From the line containing "Decode this image" down to the last line of the records below, copy every line exactly. Leave out everything before it.

> Rows from a figure dataset:
•••

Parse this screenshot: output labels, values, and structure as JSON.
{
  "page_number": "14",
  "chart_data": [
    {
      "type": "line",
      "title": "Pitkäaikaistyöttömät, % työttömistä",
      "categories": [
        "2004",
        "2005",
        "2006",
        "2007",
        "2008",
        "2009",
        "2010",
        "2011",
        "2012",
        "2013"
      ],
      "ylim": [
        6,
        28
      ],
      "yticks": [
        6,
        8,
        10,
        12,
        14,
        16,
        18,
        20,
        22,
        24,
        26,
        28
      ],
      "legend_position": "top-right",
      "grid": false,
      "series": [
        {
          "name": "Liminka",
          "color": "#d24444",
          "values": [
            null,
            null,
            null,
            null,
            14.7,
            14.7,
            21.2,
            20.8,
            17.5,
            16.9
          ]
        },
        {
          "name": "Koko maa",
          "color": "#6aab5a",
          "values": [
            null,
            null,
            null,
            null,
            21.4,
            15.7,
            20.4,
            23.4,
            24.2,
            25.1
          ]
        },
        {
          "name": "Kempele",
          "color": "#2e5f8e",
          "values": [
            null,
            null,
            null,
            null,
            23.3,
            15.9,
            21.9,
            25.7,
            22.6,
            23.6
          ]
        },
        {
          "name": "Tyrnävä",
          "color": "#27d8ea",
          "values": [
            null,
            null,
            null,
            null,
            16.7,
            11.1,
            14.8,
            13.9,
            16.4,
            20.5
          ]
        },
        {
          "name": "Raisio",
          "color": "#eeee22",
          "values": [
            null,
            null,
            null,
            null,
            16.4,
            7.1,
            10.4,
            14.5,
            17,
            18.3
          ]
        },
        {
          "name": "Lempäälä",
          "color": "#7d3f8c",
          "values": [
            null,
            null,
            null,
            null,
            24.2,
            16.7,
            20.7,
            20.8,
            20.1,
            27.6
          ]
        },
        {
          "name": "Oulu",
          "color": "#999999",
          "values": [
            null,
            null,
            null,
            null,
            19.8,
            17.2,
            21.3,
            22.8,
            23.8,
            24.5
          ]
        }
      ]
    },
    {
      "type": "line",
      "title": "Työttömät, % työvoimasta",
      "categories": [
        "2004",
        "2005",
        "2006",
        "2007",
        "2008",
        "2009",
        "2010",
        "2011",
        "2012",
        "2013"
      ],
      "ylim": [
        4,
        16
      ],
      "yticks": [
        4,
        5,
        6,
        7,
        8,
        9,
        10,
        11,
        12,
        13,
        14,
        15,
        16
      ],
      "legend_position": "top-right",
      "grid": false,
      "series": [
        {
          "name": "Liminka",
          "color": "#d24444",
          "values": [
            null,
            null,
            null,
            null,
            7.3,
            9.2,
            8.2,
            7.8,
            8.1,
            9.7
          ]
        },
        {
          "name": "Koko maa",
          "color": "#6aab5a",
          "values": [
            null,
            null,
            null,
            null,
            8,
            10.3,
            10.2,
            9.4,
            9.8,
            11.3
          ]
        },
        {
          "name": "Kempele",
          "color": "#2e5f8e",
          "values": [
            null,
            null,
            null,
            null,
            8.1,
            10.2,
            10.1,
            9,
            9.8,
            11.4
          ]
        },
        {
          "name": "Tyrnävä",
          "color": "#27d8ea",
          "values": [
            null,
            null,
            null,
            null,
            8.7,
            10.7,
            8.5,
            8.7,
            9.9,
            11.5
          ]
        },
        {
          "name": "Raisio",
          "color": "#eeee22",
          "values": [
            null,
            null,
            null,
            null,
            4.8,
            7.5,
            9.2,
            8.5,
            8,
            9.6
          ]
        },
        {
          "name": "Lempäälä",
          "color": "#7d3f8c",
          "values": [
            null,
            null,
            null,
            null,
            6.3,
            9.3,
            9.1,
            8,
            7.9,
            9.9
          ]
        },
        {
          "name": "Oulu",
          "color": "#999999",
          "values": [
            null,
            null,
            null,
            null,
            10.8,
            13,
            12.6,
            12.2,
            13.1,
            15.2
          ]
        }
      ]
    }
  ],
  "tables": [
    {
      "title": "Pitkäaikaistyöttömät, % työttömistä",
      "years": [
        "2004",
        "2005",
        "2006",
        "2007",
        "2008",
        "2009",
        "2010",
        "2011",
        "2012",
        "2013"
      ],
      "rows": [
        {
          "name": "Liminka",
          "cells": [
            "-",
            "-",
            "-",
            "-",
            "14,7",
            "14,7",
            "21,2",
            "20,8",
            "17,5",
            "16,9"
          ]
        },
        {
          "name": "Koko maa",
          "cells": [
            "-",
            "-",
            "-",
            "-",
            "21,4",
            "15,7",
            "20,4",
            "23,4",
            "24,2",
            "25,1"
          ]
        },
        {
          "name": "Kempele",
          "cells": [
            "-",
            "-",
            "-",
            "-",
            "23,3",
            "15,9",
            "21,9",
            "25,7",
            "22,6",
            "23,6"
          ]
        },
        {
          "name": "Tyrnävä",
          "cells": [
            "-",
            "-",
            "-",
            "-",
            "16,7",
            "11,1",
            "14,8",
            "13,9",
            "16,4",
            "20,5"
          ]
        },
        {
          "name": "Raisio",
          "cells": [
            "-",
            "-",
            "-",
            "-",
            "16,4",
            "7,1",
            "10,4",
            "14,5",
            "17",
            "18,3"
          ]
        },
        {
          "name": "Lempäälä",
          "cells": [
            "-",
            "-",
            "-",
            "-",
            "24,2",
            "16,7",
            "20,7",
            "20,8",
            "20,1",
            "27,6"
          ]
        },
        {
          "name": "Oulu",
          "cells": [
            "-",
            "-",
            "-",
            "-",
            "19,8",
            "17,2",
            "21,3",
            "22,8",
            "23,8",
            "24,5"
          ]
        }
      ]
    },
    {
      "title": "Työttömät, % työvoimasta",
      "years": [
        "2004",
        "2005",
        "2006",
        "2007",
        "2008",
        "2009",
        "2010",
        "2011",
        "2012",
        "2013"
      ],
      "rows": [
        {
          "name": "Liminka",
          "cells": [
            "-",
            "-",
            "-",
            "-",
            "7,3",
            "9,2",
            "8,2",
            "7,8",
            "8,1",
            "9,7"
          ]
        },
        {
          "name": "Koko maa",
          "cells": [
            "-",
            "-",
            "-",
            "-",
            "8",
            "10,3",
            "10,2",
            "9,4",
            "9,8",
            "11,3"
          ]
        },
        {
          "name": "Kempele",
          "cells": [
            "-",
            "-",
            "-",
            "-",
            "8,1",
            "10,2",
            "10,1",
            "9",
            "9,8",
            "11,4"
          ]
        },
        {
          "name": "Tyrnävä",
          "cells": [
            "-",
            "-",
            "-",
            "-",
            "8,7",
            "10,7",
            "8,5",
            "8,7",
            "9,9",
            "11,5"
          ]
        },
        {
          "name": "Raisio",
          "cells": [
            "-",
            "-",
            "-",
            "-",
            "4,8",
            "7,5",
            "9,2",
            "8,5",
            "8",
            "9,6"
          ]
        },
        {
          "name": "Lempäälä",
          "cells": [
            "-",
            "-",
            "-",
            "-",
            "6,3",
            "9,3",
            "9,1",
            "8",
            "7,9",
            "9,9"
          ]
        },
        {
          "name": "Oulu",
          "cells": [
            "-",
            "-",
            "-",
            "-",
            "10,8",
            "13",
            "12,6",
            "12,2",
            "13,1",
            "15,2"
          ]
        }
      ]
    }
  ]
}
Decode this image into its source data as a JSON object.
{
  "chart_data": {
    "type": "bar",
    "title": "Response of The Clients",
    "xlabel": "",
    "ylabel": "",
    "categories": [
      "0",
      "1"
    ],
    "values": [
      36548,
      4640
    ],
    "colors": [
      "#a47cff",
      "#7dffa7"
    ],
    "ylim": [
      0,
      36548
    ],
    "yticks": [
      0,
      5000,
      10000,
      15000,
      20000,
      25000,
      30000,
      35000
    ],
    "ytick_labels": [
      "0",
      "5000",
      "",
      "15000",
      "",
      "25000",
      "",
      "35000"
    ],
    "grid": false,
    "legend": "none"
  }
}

•••

> Result below:
Decode this image into its source data as a JSON object.
{
  "chart_data": {
    "type": "bar",
    "title": "Response of The Clients",
    "xlabel": "",
    "ylabel": "",
    "categories": [
      "0",
      "1"
    ],
    "values": [
      36548,
      4640
    ],
    "colors": [
      "#a47cff",
      "#7dffa7"
    ],
    "ylim": [
      0,
      36548
    ],
    "yticks": [
      0,
      5000,
      10000,
      15000,
      20000,
      25000,
      30000,
      35000
    ],
    "ytick_labels": [
      "0",
      "5000",
      "",
      "15000",
      "",
      "25000",
      "",
      "35000"
    ],
    "grid": false,
    "legend": "none"
  }
}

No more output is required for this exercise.